Exact repetition is required: output every record in full.
>> START
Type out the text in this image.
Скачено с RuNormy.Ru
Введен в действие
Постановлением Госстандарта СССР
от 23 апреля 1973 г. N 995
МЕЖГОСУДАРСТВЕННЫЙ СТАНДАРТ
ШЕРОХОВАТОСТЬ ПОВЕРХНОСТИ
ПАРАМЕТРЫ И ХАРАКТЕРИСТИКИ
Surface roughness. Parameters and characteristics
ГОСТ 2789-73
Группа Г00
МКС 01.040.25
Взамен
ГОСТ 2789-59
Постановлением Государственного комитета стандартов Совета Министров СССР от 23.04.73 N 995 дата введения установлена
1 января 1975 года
>> END
WRITTEN ANSWER:
Type out the text in this image.
Скачено с RuNormy.Ru
Введен в действие
Постановлением Госстандарта СССР
от 23 апреля 1973 г. N 995
МЕЖГОСУДАРСТВЕННЫЙ СТАНДАРТ
ШЕРОХОВАТОСТЬ ПОВЕРХНОСТИ
ПАРАМЕТРЫ И ХАРАКТЕРИСТИКИ
Surface roughness. Parameters and characteristics
ГОСТ 2789-73
Группа Г00
МКС 01.040.25
Взамен
ГОСТ 2789-59
Постановлением Государственного комитета стандартов Совета Министров СССР от 23.04.73 N 995 дата введения установлена
1 января 1975 года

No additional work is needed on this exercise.